La liminalidad de Todos los hombres del presidente
Los espacios liminales —lugares de tránsito que resultan inquietantes en ausencia de presencia humana— aparecen de forma recurrente: pasillos vacíos y mal iluminados, carreteras nocturnas bajo la lluvia, un ascensor oscuro donde el claroscuro proyecta sombras sobre los rostros de los protagonistas. Todo contribuye a una atmósfera de peligro e incertidumbre.
Uno de los momentos más conocidos es el plano cenital en la Biblioteca del Congreso: la cámara se eleva hasta unos 30 metros por encima de Woodward y Bernstein mientras revisan archivos. El espacio no está vacío, pero resulta igualmente perturbador. Los protagonistas aparecen literalmente empequeñecidos frente a la magnitud de la institución que intentan desafiar.
Este uso del espacio es obra del director de fotografía Gordon Willis, que ya había trabajado con la luz y la sombra en El padrino II para expresar la ambigüedad moral. Aquí traslada esos recursos al terreno del thriller político, construyendo tensión a partir de lo que no se ve del todo.
Las escenas más efectivas son las reuniones entre Woodward y su informante, “Garganta Profunda”, en un aparcamiento subterráneo. Woodward toma dos taxis para evitar ser seguido, y el sonido de un mechero le indica la presencia de su contacto, oculto en la oscuridad. Apenas se distinguen sus rostros; las voces se mantienen en susurros. El informante, que no quiere ser citado, habla en acertijos. Es, en sí mismo, una figura liminal: atrapado entre el gobierno para el que trabaja y su decisión de filtrar información.

**Lista de actividades**:
[1] Según el texto sobre la liminalidad de Todos los hombres del presidente, ¿quién fue el director de fotografía de la película?
[2] Traduce al inglés esta oración del texto sobre la liminalidad de Todos los hombres del presidente: "El espacio no está vacío, pero resulta igualmente perturbador".
[3] Continúa el texto sobre la liminalidad de Todos los hombres del presidente a partir de su última oración.

Datos estructurados del análisis de la página
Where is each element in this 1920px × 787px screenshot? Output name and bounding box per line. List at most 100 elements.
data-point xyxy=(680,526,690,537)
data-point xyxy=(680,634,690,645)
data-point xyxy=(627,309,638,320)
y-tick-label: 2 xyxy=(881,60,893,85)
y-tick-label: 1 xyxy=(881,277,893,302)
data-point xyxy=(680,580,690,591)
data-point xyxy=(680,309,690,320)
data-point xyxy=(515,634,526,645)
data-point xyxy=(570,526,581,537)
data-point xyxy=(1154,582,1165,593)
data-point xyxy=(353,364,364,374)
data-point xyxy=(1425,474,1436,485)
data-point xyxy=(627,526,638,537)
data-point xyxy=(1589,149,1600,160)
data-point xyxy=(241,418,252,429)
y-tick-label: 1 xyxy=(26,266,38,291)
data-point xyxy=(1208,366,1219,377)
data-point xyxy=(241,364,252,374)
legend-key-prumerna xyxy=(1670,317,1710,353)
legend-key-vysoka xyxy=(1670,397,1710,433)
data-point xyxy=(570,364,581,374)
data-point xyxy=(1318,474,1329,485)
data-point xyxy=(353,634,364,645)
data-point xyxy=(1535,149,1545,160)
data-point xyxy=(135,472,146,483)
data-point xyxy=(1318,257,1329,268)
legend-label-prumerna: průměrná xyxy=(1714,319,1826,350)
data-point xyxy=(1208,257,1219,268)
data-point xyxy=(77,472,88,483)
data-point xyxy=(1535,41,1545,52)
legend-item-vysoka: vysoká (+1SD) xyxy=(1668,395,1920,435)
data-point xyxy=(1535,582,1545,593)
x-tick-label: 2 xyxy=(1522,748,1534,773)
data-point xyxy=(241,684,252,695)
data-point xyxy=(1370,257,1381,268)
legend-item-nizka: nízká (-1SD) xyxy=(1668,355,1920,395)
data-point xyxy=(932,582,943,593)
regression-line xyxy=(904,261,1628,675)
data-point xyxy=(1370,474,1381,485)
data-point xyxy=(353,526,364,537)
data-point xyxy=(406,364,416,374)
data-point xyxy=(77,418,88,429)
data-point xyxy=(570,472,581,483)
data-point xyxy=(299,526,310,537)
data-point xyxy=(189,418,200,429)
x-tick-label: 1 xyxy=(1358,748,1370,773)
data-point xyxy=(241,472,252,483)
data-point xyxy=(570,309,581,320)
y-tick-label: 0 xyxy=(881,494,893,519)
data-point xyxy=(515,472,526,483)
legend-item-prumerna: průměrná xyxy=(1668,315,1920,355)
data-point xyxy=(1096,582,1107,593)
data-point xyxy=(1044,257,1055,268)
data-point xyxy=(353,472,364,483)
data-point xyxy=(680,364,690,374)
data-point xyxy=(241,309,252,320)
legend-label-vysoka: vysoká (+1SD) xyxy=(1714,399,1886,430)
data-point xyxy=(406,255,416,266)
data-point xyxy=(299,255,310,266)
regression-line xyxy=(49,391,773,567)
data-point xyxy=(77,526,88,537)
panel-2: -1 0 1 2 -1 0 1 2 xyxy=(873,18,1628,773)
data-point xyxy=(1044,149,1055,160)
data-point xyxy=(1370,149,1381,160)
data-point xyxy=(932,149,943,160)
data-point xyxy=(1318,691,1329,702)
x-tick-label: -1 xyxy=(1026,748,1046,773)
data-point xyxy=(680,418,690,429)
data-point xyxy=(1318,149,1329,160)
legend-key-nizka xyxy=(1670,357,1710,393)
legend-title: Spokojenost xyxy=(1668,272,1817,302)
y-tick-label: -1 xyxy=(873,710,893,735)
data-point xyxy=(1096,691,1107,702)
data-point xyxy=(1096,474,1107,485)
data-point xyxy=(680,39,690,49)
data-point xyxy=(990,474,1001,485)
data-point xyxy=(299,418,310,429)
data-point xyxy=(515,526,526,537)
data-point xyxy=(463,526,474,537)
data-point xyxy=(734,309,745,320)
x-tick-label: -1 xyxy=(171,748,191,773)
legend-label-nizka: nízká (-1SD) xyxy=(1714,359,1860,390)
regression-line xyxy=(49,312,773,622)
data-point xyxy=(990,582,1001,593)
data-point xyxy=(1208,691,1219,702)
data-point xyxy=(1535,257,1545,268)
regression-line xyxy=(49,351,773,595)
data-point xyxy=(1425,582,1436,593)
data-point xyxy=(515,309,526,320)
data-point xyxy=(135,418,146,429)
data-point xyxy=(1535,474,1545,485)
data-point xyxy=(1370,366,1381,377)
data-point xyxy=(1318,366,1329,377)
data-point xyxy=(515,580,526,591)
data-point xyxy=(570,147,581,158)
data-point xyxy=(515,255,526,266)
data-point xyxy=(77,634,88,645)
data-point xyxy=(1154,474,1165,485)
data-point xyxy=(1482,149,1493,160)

**Respuestas del ejercicio**:
[1] Gordon Willis.

[2] The space is not empty, but it is equally unsettling.

[3]
Las tres reuniones siguen un patrón similar y marcan avances clave en la investigación. El espacio refuerza la precariedad de la situación: es difícil “seguir el dinero” cuando la verdad está literalmente en sombras. Es en ese entorno donde Woodward empieza a entender que no se trata solo de un fondo ilegal o de un allanamiento, sino de algo mucho mayor, capaz de socavar la confianza en todo el sistema.
Estas escenas contrastan con las de la redacción del Washington Post, donde transcurre gran parte de la película. El espacio fue reconstruido con gran precisión por el diseñador de producción George Jenkins, que fotografió y estudió la redacción real para reproducirla en detalle: guías telefónicas, papeles, calendarios, máquinas de escribir. Carl Bernstein llegó a decir que se había recreado “hasta la basura sobre los escritorios”.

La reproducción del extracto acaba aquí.